**ENTRIES SHOWN**
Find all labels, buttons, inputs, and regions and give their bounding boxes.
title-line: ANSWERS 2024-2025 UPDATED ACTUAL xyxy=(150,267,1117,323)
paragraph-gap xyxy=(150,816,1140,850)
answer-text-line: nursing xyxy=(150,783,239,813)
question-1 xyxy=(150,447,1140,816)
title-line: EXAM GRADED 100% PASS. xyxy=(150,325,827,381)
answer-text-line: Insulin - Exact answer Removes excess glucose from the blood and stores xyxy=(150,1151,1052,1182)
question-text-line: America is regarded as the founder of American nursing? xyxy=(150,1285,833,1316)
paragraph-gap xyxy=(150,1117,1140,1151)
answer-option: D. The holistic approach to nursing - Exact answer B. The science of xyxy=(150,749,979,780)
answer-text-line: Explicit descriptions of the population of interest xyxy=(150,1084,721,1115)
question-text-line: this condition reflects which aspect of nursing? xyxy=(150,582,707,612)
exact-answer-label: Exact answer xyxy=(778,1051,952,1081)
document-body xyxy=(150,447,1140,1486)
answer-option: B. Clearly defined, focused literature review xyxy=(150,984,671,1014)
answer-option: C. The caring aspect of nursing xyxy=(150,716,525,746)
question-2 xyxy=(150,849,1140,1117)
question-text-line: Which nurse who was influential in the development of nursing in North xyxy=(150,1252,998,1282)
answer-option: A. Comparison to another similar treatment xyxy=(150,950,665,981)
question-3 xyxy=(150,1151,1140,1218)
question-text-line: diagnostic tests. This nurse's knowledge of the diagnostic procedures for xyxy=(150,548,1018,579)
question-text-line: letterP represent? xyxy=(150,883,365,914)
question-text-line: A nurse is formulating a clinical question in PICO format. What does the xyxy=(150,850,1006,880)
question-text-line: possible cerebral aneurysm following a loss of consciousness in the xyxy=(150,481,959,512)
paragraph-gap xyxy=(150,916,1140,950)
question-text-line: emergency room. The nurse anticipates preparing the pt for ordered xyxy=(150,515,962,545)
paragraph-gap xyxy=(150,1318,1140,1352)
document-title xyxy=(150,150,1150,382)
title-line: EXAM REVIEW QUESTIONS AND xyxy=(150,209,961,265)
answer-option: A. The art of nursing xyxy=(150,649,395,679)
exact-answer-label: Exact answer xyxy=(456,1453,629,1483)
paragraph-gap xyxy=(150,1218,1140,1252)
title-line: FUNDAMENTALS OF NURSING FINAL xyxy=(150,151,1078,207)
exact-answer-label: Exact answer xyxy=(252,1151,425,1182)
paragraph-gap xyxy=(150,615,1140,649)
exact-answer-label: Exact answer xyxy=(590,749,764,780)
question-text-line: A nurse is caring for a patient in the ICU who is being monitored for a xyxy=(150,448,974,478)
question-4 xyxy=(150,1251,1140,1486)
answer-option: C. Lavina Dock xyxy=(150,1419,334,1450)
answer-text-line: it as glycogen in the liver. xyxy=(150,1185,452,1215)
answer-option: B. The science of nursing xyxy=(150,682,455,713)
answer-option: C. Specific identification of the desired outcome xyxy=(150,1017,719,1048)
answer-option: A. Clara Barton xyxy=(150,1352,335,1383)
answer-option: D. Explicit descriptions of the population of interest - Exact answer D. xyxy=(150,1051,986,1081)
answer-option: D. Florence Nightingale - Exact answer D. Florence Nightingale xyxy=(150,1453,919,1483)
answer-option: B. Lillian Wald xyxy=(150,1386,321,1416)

**WHAT THE TASK ASKS**
Rewrite all the lines above, changing every "paragraph-gap" to "section-break" and leaving everything else as it is.

**IN RESPONSE**
Find all labels, buttons, inputs, and regions and give their bounding boxes.
title-line: ANSWERS 2024-2025 UPDATED ACTUAL xyxy=(150,267,1117,323)
section-break xyxy=(150,816,1140,850)
answer-text-line: nursing xyxy=(150,783,239,813)
question-1 xyxy=(150,447,1140,816)
title-line: EXAM GRADED 100% PASS. xyxy=(150,325,827,381)
answer-text-line: Insulin - Exact answer Removes excess glucose from the blood and stores xyxy=(150,1151,1052,1182)
question-text-line: America is regarded as the founder of American nursing? xyxy=(150,1285,833,1316)
section-break xyxy=(150,1117,1140,1151)
answer-option: D. The holistic approach to nursing - Exact answer B. The science of xyxy=(150,749,979,780)
answer-text-line: Explicit descriptions of the population of interest xyxy=(150,1084,721,1115)
question-text-line: this condition reflects which aspect of nursing? xyxy=(150,582,707,612)
exact-answer-label: Exact answer xyxy=(778,1051,952,1081)
document-body xyxy=(150,447,1140,1486)
answer-option: B. Clearly defined, focused literature review xyxy=(150,984,671,1014)
answer-option: C. The caring aspect of nursing xyxy=(150,716,525,746)
question-2 xyxy=(150,849,1140,1117)
question-text-line: Which nurse who was influential in the development of nursing in North xyxy=(150,1252,998,1282)
answer-option: A. Comparison to another similar treatment xyxy=(150,950,665,981)
question-3 xyxy=(150,1151,1140,1218)
question-text-line: diagnostic tests. This nurse's knowledge of the diagnostic procedures for xyxy=(150,548,1018,579)
question-text-line: letterP represent? xyxy=(150,883,365,914)
question-text-line: A nurse is formulating a clinical question in PICO format. What does the xyxy=(150,850,1006,880)
question-text-line: possible cerebral aneurysm following a loss of consciousness in the xyxy=(150,481,959,512)
section-break xyxy=(150,916,1140,950)
question-text-line: emergency room. The nurse anticipates preparing the pt for ordered xyxy=(150,515,962,545)
section-break xyxy=(150,1318,1140,1352)
document-title xyxy=(150,150,1150,382)
title-line: EXAM REVIEW QUESTIONS AND xyxy=(150,209,961,265)
answer-option: A. The art of nursing xyxy=(150,649,395,679)
exact-answer-label: Exact answer xyxy=(456,1453,629,1483)
section-break xyxy=(150,1218,1140,1252)
title-line: FUNDAMENTALS OF NURSING FINAL xyxy=(150,151,1078,207)
exact-answer-label: Exact answer xyxy=(252,1151,425,1182)
section-break xyxy=(150,615,1140,649)
exact-answer-label: Exact answer xyxy=(590,749,764,780)
question-text-line: A nurse is caring for a patient in the ICU who is being monitored for a xyxy=(150,448,974,478)
question-4 xyxy=(150,1251,1140,1486)
answer-option: C. Lavina Dock xyxy=(150,1419,334,1450)
answer-text-line: it as glycogen in the liver. xyxy=(150,1185,452,1215)
answer-option: B. The science of nursing xyxy=(150,682,455,713)
answer-option: C. Specific identification of the desired outcome xyxy=(150,1017,719,1048)
answer-option: A. Clara Barton xyxy=(150,1352,335,1383)
answer-option: D. Explicit descriptions of the population of interest - Exact answer D. xyxy=(150,1051,986,1081)
answer-option: D. Florence Nightingale - Exact answer D. Florence Nightingale xyxy=(150,1453,919,1483)
answer-option: B. Lillian Wald xyxy=(150,1386,321,1416)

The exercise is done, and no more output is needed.